- What is expected -
Exactly reproduce each record listed below.

- Supplied material -
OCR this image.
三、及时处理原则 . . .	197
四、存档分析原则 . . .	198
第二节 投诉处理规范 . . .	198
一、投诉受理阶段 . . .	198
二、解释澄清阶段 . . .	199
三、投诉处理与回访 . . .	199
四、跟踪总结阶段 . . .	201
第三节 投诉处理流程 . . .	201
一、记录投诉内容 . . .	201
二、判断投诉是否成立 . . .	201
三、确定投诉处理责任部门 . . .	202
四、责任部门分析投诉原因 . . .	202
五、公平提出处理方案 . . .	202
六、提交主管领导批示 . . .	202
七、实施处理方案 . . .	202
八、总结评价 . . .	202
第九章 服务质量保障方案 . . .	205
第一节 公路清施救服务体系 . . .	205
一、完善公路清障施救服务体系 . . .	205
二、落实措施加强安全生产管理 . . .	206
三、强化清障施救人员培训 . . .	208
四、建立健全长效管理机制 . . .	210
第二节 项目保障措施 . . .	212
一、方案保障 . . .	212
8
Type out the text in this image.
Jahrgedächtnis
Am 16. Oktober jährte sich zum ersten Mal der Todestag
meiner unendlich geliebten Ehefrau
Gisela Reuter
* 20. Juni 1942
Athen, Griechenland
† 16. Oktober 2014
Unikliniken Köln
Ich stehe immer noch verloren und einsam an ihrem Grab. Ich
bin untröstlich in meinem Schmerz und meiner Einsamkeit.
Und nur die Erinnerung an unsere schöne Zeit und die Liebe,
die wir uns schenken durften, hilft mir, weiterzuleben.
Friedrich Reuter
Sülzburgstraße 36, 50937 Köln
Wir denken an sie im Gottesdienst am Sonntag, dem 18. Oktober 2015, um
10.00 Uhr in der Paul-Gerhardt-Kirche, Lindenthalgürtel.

- Result of this task -
OCR this image.
三、及时处理原则 . . .	197
四、存档分析原则 . . .	198
第二节 投诉处理规范 . . .	198
一、投诉受理阶段 . . .	198
二、解释澄清阶段 . . .	199
三、投诉处理与回访 . . .	199
四、跟踪总结阶段 . . .	201
第三节 投诉处理流程 . . .	201
一、记录投诉内容 . . .	201
二、判断投诉是否成立 . . .	201
三、确定投诉处理责任部门 . . .	202
四、责任部门分析投诉原因 . . .	202
五、公平提出处理方案 . . .	202
六、提交主管领导批示 . . .	202
七、实施处理方案 . . .	202
八、总结评价 . . .	202
第九章 服务质量保障方案 . . .	205
第一节 公路清施救服务体系 . . .	205
一、完善公路清障施救服务体系 . . .	205
二、落实措施加强安全生产管理 . . .	206
三、强化清障施救人员培训 . . .	208
四、建立健全长效管理机制 . . .	210
第二节 项目保障措施 . . .	212
一、方案保障 . . .	212
8
Type out the text in this image.
Jahrgedächtnis
Am 16. Oktober jährte sich zum ersten Mal der Todestag
meiner unendlich geliebten Ehefrau
Gisela Reuter
* 20. Juni 1942
Athen, Griechenland
† 16. Oktober 2014
Unikliniken Köln
Ich stehe immer noch verloren und einsam an ihrem Grab. Ich
bin untröstlich in meinem Schmerz und meiner Einsamkeit.
Und nur die Erinnerung an unsere schöne Zeit und die Liebe,
die wir uns schenken durften, hilft mir, weiterzuleben.
Friedrich Reuter
Sülzburgstraße 36, 50937 Köln
Wir denken an sie im Gottesdienst am Sonntag, dem 18. Oktober 2015, um
10.00 Uhr in der Paul-Gerhardt-Kirche, Lindenthalgürtel.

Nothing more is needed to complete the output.